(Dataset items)

===============

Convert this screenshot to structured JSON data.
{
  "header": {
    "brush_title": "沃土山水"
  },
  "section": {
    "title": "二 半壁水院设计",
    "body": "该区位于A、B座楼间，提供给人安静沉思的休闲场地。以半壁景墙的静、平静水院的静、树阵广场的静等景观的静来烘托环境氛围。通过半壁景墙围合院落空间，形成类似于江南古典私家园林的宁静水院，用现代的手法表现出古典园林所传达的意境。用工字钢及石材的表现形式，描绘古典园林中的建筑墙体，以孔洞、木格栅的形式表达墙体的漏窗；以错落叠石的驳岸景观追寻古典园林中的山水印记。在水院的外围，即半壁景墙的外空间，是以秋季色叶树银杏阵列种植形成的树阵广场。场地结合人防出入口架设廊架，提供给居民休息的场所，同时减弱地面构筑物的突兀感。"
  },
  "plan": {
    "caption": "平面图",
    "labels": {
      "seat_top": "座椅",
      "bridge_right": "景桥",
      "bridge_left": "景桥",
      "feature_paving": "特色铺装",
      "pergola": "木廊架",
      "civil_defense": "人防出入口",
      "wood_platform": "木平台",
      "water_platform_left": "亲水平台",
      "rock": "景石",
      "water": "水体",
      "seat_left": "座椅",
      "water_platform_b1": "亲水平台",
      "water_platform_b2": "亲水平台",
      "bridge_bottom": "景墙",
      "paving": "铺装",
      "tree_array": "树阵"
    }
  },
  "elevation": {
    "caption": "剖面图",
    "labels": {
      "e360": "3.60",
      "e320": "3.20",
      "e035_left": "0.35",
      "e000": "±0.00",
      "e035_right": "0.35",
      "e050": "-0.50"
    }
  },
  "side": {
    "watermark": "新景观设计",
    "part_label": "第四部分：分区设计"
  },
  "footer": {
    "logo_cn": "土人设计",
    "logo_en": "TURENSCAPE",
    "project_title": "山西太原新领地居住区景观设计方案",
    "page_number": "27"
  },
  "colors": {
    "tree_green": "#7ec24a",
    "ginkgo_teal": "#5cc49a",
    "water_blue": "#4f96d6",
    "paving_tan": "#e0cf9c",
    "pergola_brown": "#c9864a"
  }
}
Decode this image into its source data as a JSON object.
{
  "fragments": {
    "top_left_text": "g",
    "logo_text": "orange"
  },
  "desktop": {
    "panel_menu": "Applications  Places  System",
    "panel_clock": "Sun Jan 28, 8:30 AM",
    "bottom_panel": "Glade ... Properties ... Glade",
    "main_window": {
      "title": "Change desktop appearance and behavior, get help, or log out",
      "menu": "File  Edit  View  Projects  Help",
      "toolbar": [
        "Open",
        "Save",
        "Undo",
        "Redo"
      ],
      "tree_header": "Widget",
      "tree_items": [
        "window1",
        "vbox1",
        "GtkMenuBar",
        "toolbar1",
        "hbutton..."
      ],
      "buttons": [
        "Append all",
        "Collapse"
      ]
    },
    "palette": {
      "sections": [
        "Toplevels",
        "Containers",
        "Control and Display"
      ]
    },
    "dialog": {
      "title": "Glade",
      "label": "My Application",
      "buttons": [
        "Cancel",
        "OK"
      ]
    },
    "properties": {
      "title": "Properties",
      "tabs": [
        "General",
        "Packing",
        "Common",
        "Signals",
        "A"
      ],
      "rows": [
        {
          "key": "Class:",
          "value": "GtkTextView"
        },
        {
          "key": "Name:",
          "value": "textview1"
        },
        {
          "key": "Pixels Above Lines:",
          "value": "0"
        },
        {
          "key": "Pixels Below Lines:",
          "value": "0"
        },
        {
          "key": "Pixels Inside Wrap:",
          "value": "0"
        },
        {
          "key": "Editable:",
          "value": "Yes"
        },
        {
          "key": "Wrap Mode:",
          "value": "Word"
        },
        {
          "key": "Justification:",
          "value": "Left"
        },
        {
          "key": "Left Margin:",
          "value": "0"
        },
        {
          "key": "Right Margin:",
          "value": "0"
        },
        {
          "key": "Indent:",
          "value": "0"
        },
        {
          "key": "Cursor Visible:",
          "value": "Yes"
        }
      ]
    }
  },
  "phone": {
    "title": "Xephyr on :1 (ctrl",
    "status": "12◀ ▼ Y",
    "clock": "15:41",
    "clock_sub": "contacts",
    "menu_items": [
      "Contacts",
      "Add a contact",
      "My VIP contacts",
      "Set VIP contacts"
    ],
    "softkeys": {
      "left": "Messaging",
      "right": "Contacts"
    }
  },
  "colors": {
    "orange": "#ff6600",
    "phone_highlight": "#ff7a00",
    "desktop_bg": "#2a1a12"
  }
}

===============

◆ WHAT THE TASK ASKS: Please set down the whole listing above without altering a single line.

◆ PROBLEM SOLUTION:
Convert this screenshot to structured JSON data.
{
  "header": {
    "brush_title": "沃土山水"
  },
  "section": {
    "title": "二 半壁水院设计",
    "body": "该区位于A、B座楼间，提供给人安静沉思的休闲场地。以半壁景墙的静、平静水院的静、树阵广场的静等景观的静来烘托环境氛围。通过半壁景墙围合院落空间，形成类似于江南古典私家园林的宁静水院，用现代的手法表现出古典园林所传达的意境。用工字钢及石材的表现形式，描绘古典园林中的建筑墙体，以孔洞、木格栅的形式表达墙体的漏窗；以错落叠石的驳岸景观追寻古典园林中的山水印记。在水院的外围，即半壁景墙的外空间，是以秋季色叶树银杏阵列种植形成的树阵广场。场地结合人防出入口架设廊架，提供给居民休息的场所，同时减弱地面构筑物的突兀感。"
  },
  "plan": {
    "caption": "平面图",
    "labels": {
      "seat_top": "座椅",
      "bridge_right": "景桥",
      "bridge_left": "景桥",
      "feature_paving": "特色铺装",
      "pergola": "木廊架",
      "civil_defense": "人防出入口",
      "wood_platform": "木平台",
      "water_platform_left": "亲水平台",
      "rock": "景石",
      "water": "水体",
      "seat_left": "座椅",
      "water_platform_b1": "亲水平台",
      "water_platform_b2": "亲水平台",
      "bridge_bottom": "景墙",
      "paving": "铺装",
      "tree_array": "树阵"
    }
  },
  "elevation": {
    "caption": "剖面图",
    "labels": {
      "e360": "3.60",
      "e320": "3.20",
      "e035_left": "0.35",
      "e000": "±0.00",
      "e035_right": "0.35",
      "e050": "-0.50"
    }
  },
  "side": {
    "watermark": "新景观设计",
    "part_label": "第四部分：分区设计"
  },
  "footer": {
    "logo_cn": "土人设计",
    "logo_en": "TURENSCAPE",
    "project_title": "山西太原新领地居住区景观设计方案",
    "page_number": "27"
  },
  "colors": {
    "tree_green": "#7ec24a",
    "ginkgo_teal": "#5cc49a",
    "water_blue": "#4f96d6",
    "paving_tan": "#e0cf9c",
    "pergola_brown": "#c9864a"
  }
}
Decode this image into its source data as a JSON object.
{
  "fragments": {
    "top_left_text": "g",
    "logo_text": "orange"
  },
  "desktop": {
    "panel_menu": "Applications  Places  System",
    "panel_clock": "Sun Jan 28, 8:30 AM",
    "bottom_panel": "Glade ... Properties ... Glade",
    "main_window": {
      "title": "Change desktop appearance and behavior, get help, or log out",
      "menu": "File  Edit  View  Projects  Help",
      "toolbar": [
        "Open",
        "Save",
        "Undo",
        "Redo"
      ],
      "tree_header": "Widget",
      "tree_items": [
        "window1",
        "vbox1",
        "GtkMenuBar",
        "toolbar1",
        "hbutton..."
      ],
      "buttons": [
        "Append all",
        "Collapse"
      ]
    },
    "palette": {
      "sections": [
        "Toplevels",
        "Containers",
        "Control and Display"
      ]
    },
    "dialog": {
      "title": "Glade",
      "label": "My Application",
      "buttons": [
        "Cancel",
        "OK"
      ]
    },
    "properties": {
      "title": "Properties",
      "tabs": [
        "General",
        "Packing",
        "Common",
        "Signals",
        "A"
      ],
      "rows": [
        {
          "key": "Class:",
          "value": "GtkTextView"
        },
        {
          "key": "Name:",
          "value": "textview1"
        },
        {
          "key": "Pixels Above Lines:",
          "value": "0"
        },
        {
          "key": "Pixels Below Lines:",
          "value": "0"
        },
        {
          "key": "Pixels Inside Wrap:",
          "value": "0"
        },
        {
          "key": "Editable:",
          "value": "Yes"
        },
        {
          "key": "Wrap Mode:",
          "value": "Word"
        },
        {
          "key": "Justification:",
          "value": "Left"
        },
        {
          "key": "Left Margin:",
          "value": "0"
        },
        {
          "key": "Right Margin:",
          "value": "0"
        },
        {
          "key": "Indent:",
          "value": "0"
        },
        {
          "key": "Cursor Visible:",
          "value": "Yes"
        }
      ]
    }
  },
  "phone": {
    "title": "Xephyr on :1 (ctrl",
    "status": "12◀ ▼ Y",
    "clock": "15:41",
    "clock_sub": "contacts",
    "menu_items": [
      "Contacts",
      "Add a contact",
      "My VIP contacts",
      "Set VIP contacts"
    ],
    "softkeys": {
      "left": "Messaging",
      "right": "Contacts"
    }
  },
  "colors": {
    "orange": "#ff6600",
    "phone_highlight": "#ff7a00",
    "desktop_bg": "#2a1a12"
  }
}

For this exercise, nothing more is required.